Page excerpt:
#!/bin/bash
# This script is used to configure and run Consul on an AWS server.

set -e

readonly AWS_ASG_TAG_KEY="aws:autoscaling:groupName"

readonly CONSUL_CONFIG_FILE="default.json"
readonly CONSUL_GOSSIP_ENCRYPTION_CONFIG_FILE="gossip-encryption.json"
readonly CONSUL_RPC_ENCRYPTION_CONFIG_FILE="rpc-encryption.json"
readonly SUPERVISOR_CONFIG_PATH="/etc/supervisor/conf.d/run-consul.conf"

readonly EC2_INSTANCE_METADATA_URL="http://169.254.169.254/latest/meta-data"
readonly EC2_INSTANCE_DYNAMIC_DATA_URL="http://169.254.169.254/latest/dynamic"

readonly SCRIPT_DIR="$(cd "$(dirname "${BASH_SOURCE[0]}")" && pwd)"
readonly SCRIPT_NAME="$(basename "$0")"

readonly MAX_RETRIES=30
readonly SLEEP_BETWEEN_RETRIES_SEC=10

readonly DEFAULT_AUTOPILOT_CLEANUP_DEAD_SERVERS="true"
readonly DEFAULT_AUTOPILOT_LAST_CONTACT_THRESHOLD="200ms"

Aim A: Can you turn the block in the Consul startup script that begins "readonly CONSUL_CONFIG_FILE" into a short list of the files and path it sets?
Aim B: Will you go on with the Consul startup script after its final line?

Element box annotations:
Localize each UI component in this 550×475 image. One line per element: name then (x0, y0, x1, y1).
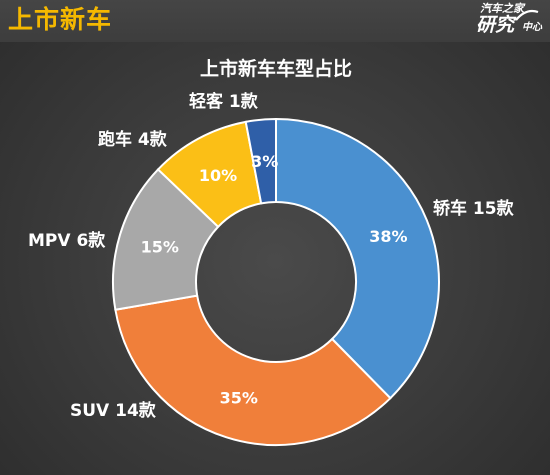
brand-subtitle: 研究 (475, 14, 514, 36)
category-label-跑车: 跑车 4款 (98, 129, 168, 150)
category-label-SUV: SUV 14款 (70, 400, 157, 421)
pct-label-MPV: 15% (141, 238, 179, 257)
brand-name: 汽车之家 (480, 2, 524, 15)
slice-轻客 (244, 117, 277, 205)
chart-title: 上市新车车型占比 (200, 57, 352, 80)
category-label-轻客: 轻客 1款 (189, 91, 259, 112)
pct-label-SUV: 35% (220, 389, 258, 408)
brand-subtitle-suffix: 中心 (522, 22, 542, 33)
pct-label-轿车: 38% (369, 227, 407, 246)
pct-label-跑车: 10% (199, 166, 237, 185)
percent-labels-group: 38% 35% 15% 10% 3% (141, 152, 408, 408)
brand-logo (452, 2, 544, 40)
page-title: 上市新车 (8, 5, 113, 34)
slice-SUV (114, 294, 392, 446)
slices-group (112, 117, 440, 446)
swoosh-icon (515, 9, 539, 21)
category-label-MPV: MPV 6款 (28, 230, 106, 251)
slice-轿车 (275, 117, 440, 400)
header-band (0, 0, 550, 42)
pct-label-轻客: 3% (251, 152, 278, 171)
category-label-轿车: 轿车 15款 (433, 198, 515, 219)
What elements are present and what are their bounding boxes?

Right answer A:
- Main config file: default.json
- Gossip encryption config file: gossip-encryption.json
- RPC encryption config file: rpc-encryption.json
- Supervisor config path: /etc/supervisor/conf.d/run-consul.conf

Right answer B:
readonly DEFAULT_AUTOPILOT_MAX_TRAILING_LOGS="250"
readonly DEFAULT_AUTOPILOT_SERVER_STABILIZATION_TIME="10s"
readonly DEFAULT_AUTOPILOT_REDUNDANCY_ZONE_TAG="az"
readonly DEFAULT_AUTOPILOT_DISABLE_UPGRADE_MIGRATION="false"

function print_usage {
  echo
  echo "Usage: run-consul [OPTIONS]"
  echo
  echo "This script is used to configure and run Consul on an AWS server."
  echo
  echo "Options:"
  echo
  echo -e "  --server\t\tIf set, run in server mode. Optional. Exactly one of --server or --client must be set."
  echo -e "  --client\t\tIf set, run in client mode. Optional. Exactly one of --server or --client must be set."
  echo -e "  --cluster-tag-key\tAutomatically form a cluster with Instances that have this tag key and the tag value in --cluster-tag-value. Optional."
  echo -e "  --cluster-tag-value\tAutomatically form a cluster with Instances that have the tag key in --cluster-tag-key and this tag value. Optional."
  echo -e "  --datacenter\t\tThe name of the datacenter Consul is running in. Optional. If not specified, will default to AWS region name."
  echo -e "  --config-dir\t\tThe path to the Consul config folder. Optional. Default is the absolute path of '../config', relative to this script."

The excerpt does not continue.